Written request: Exactly as given, write out the lines from the one containing "What text is on this page?" through the end of the listing, with both ends included and nothing else.

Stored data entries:
---+---
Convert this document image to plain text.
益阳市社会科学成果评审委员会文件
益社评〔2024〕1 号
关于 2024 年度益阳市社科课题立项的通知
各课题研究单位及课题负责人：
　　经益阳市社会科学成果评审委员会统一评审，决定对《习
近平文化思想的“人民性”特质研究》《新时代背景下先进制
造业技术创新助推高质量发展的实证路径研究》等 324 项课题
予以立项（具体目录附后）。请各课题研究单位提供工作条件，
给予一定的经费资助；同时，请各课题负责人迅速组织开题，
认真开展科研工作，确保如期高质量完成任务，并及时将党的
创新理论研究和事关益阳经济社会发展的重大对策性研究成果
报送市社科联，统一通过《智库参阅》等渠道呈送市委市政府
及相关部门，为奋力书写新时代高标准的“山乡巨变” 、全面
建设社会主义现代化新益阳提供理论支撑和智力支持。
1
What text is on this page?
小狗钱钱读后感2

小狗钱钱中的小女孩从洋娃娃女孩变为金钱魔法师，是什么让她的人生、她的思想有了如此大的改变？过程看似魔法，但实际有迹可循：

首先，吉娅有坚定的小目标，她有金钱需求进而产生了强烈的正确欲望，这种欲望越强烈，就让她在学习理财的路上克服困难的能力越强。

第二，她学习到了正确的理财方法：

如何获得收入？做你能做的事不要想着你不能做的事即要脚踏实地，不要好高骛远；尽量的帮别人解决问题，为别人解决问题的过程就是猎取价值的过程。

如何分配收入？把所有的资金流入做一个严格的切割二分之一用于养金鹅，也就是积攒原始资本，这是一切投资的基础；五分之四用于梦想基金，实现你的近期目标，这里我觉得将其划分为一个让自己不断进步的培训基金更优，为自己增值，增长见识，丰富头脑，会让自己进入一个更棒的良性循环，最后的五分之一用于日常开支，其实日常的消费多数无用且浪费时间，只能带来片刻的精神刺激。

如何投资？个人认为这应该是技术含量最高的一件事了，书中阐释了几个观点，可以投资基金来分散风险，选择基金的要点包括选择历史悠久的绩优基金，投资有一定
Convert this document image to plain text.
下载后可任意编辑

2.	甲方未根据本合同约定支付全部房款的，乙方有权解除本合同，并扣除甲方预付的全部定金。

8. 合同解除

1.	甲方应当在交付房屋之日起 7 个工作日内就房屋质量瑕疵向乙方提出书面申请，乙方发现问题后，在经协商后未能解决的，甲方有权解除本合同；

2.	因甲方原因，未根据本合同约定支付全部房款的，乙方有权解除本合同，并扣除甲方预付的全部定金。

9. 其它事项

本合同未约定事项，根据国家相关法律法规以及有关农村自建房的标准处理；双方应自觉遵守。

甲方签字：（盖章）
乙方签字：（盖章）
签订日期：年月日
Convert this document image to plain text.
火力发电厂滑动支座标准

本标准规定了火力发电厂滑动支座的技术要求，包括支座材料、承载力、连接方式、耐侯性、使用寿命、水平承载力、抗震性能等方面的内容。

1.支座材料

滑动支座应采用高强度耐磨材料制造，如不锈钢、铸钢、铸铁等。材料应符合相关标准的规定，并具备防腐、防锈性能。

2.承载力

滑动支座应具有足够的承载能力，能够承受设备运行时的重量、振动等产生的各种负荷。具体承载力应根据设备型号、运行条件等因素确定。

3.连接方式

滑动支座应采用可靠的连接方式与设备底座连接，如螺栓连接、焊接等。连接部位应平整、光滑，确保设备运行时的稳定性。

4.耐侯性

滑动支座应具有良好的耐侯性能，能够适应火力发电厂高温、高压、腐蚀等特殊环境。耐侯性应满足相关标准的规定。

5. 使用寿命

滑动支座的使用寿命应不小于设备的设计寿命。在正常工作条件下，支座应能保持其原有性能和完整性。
---+---
Result for this exercise:
What text is on this page?
小狗钱钱读后感2

小狗钱钱中的小女孩从洋娃娃女孩变为金钱魔法师，是什么让她的人生、她的思想有了如此大的改变？过程看似魔法，但实际有迹可循：

首先，吉娅有坚定的小目标，她有金钱需求进而产生了强烈的正确欲望，这种欲望越强烈，就让她在学习理财的路上克服困难的能力越强。

第二，她学习到了正确的理财方法：

如何获得收入？做你能做的事不要想着你不能做的事即要脚踏实地，不要好高骛远；尽量的帮别人解决问题，为别人解决问题的过程就是猎取价值的过程。

如何分配收入？把所有的资金流入做一个严格的切割二分之一用于养金鹅，也就是积攒原始资本，这是一切投资的基础；五分之四用于梦想基金，实现你的近期目标，这里我觉得将其划分为一个让自己不断进步的培训基金更优，为自己增值，增长见识，丰富头脑，会让自己进入一个更棒的良性循环，最后的五分之一用于日常开支，其实日常的消费多数无用且浪费时间，只能带来片刻的精神刺激。

如何投资？个人认为这应该是技术含量最高的一件事了，书中阐释了几个观点，可以投资基金来分散风险，选择基金的要点包括选择历史悠久的绩优基金，投资有一定
Convert this document image to plain text.
下载后可任意编辑

2.	甲方未根据本合同约定支付全部房款的，乙方有权解除本合同，并扣除甲方预付的全部定金。

8. 合同解除

1.	甲方应当在交付房屋之日起 7 个工作日内就房屋质量瑕疵向乙方提出书面申请，乙方发现问题后，在经协商后未能解决的，甲方有权解除本合同；

2.	因甲方原因，未根据本合同约定支付全部房款的，乙方有权解除本合同，并扣除甲方预付的全部定金。

9. 其它事项

本合同未约定事项，根据国家相关法律法规以及有关农村自建房的标准处理；双方应自觉遵守。

甲方签字：（盖章）
乙方签字：（盖章）
签订日期：年月日
Convert this document image to plain text.
火力发电厂滑动支座标准

本标准规定了火力发电厂滑动支座的技术要求，包括支座材料、承载力、连接方式、耐侯性、使用寿命、水平承载力、抗震性能等方面的内容。

1.支座材料

滑动支座应采用高强度耐磨材料制造，如不锈钢、铸钢、铸铁等。材料应符合相关标准的规定，并具备防腐、防锈性能。

2.承载力

滑动支座应具有足够的承载能力，能够承受设备运行时的重量、振动等产生的各种负荷。具体承载力应根据设备型号、运行条件等因素确定。

3.连接方式

滑动支座应采用可靠的连接方式与设备底座连接，如螺栓连接、焊接等。连接部位应平整、光滑，确保设备运行时的稳定性。

4.耐侯性

滑动支座应具有良好的耐侯性能，能够适应火力发电厂高温、高压、腐蚀等特殊环境。耐侯性应满足相关标准的规定。

5. 使用寿命

滑动支座的使用寿命应不小于设备的设计寿命。在正常工作条件下，支座应能保持其原有性能和完整性。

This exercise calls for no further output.